## begin TASK DATA
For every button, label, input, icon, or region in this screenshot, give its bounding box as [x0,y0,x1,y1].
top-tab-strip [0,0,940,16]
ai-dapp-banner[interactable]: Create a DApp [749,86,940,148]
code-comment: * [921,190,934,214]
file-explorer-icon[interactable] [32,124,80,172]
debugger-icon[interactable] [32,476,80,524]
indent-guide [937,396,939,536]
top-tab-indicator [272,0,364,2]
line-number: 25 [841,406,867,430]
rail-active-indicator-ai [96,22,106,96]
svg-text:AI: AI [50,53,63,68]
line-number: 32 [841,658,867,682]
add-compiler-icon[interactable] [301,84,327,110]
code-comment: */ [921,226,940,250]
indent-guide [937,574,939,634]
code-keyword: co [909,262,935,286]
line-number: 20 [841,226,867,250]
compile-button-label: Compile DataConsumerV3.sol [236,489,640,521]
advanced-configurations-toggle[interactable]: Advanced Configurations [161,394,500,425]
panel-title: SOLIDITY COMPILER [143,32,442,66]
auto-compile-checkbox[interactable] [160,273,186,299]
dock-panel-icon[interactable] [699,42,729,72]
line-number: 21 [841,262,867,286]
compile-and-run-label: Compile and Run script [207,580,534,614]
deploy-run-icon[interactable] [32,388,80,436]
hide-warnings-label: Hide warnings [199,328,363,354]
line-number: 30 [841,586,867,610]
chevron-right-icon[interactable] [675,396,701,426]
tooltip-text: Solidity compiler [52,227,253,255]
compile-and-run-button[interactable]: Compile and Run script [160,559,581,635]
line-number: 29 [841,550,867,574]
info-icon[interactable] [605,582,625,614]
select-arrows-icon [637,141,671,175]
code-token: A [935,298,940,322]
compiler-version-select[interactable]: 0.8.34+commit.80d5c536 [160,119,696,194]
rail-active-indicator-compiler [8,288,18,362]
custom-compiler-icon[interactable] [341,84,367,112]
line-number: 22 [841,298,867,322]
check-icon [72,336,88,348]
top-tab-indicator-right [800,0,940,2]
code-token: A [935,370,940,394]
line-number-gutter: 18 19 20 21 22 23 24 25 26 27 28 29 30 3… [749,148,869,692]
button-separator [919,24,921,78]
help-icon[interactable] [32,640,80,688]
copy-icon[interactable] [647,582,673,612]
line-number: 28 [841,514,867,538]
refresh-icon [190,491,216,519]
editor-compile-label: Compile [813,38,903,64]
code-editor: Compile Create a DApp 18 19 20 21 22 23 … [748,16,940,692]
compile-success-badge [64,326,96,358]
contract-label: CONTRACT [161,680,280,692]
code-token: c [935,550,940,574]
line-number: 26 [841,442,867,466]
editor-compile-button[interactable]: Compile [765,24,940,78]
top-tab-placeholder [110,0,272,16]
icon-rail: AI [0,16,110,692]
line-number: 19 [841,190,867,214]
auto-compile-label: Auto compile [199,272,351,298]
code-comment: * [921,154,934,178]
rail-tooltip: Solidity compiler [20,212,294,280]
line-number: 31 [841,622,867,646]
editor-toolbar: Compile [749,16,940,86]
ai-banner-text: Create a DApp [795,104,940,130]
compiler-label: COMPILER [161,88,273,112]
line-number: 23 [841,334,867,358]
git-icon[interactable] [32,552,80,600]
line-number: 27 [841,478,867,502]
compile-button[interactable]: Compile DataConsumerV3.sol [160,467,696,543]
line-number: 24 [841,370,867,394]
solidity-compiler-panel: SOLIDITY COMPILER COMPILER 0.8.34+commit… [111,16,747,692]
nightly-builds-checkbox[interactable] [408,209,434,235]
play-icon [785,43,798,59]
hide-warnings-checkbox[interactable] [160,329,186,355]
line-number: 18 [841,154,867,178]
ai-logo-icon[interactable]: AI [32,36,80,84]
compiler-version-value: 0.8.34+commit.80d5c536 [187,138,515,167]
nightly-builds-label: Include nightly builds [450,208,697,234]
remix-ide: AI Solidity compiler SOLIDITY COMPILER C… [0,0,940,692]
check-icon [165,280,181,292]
## end TASK DATA
Write out all the records again, switching "Include nightly builds" to "Include prerelease builds" and leaving everything else the same.

• REPLY:
For every button, label, input, icon, or region in this screenshot, give its bounding box as [x0,y0,x1,y1].
top-tab-strip [0,0,940,16]
ai-dapp-banner[interactable]: Create a DApp [749,86,940,148]
code-comment: * [921,190,934,214]
file-explorer-icon[interactable] [32,124,80,172]
debugger-icon[interactable] [32,476,80,524]
indent-guide [937,396,939,536]
top-tab-indicator [272,0,364,2]
line-number: 25 [841,406,867,430]
rail-active-indicator-ai [96,22,106,96]
svg-text:AI: AI [50,53,63,68]
line-number: 32 [841,658,867,682]
add-compiler-icon[interactable] [301,84,327,110]
code-comment: */ [921,226,940,250]
indent-guide [937,574,939,634]
code-keyword: co [909,262,935,286]
line-number: 20 [841,226,867,250]
compile-button-label: Compile DataConsumerV3.sol [236,489,640,521]
advanced-configurations-toggle[interactable]: Advanced Configurations [161,394,500,425]
panel-title: SOLIDITY COMPILER [143,32,442,66]
auto-compile-checkbox[interactable] [160,273,186,299]
dock-panel-icon[interactable] [699,42,729,72]
line-number: 21 [841,262,867,286]
compile-and-run-label: Compile and Run script [207,580,534,614]
deploy-run-icon[interactable] [32,388,80,436]
hide-warnings-label: Hide warnings [199,328,363,354]
line-number: 30 [841,586,867,610]
chevron-right-icon[interactable] [675,396,701,426]
tooltip-text: Solidity compiler [52,227,253,255]
compile-and-run-button[interactable]: Compile and Run script [160,559,581,635]
line-number: 29 [841,550,867,574]
info-icon[interactable] [605,582,625,614]
select-arrows-icon [637,141,671,175]
code-token: A [935,298,940,322]
compiler-version-select[interactable]: 0.8.34+commit.80d5c536 [160,119,696,194]
rail-active-indicator-compiler [8,288,18,362]
custom-compiler-icon[interactable] [341,84,367,112]
line-number: 22 [841,298,867,322]
check-icon [72,336,88,348]
top-tab-indicator-right [800,0,940,2]
code-token: A [935,370,940,394]
line-number-gutter: 18 19 20 21 22 23 24 25 26 27 28 29 30 3… [749,148,869,692]
button-separator [919,24,921,78]
help-icon[interactable] [32,640,80,688]
copy-icon[interactable] [647,582,673,612]
line-number: 28 [841,514,867,538]
refresh-icon [190,491,216,519]
editor-compile-label: Compile [813,38,903,64]
code-editor: Compile Create a DApp 18 19 20 21 22 23 … [748,16,940,692]
compile-success-badge [64,326,96,358]
contract-label: CONTRACT [161,680,280,692]
code-token: c [935,550,940,574]
line-number: 26 [841,442,867,466]
editor-compile-button[interactable]: Compile [765,24,940,78]
top-tab-placeholder [110,0,272,16]
icon-rail: AI [0,16,110,692]
line-number: 19 [841,190,867,214]
auto-compile-label: Auto compile [199,272,351,298]
code-comment: * [921,154,934,178]
rail-tooltip: Solidity compiler [20,212,294,280]
line-number: 31 [841,622,867,646]
editor-toolbar: Compile [749,16,940,86]
ai-banner-text: Create a DApp [795,104,940,130]
compiler-label: COMPILER [161,88,273,112]
line-number: 23 [841,334,867,358]
git-icon[interactable] [32,552,80,600]
line-number: 27 [841,478,867,502]
compile-button[interactable]: Compile DataConsumerV3.sol [160,467,696,543]
line-number: 24 [841,370,867,394]
solidity-compiler-panel: SOLIDITY COMPILER COMPILER 0.8.34+commit… [111,16,747,692]
nightly-builds-checkbox[interactable] [408,209,434,235]
play-icon [785,43,798,59]
hide-warnings-checkbox[interactable] [160,329,186,355]
line-number: 18 [841,154,867,178]
ai-logo-icon[interactable]: AI [32,36,80,84]
compiler-version-value: 0.8.34+commit.80d5c536 [187,138,515,167]
nightly-builds-label: Include prerelease builds [450,208,697,234]
remix-ide: AI Solidity compiler SOLIDITY COMPILER C… [0,0,940,692]
check-icon [165,280,181,292]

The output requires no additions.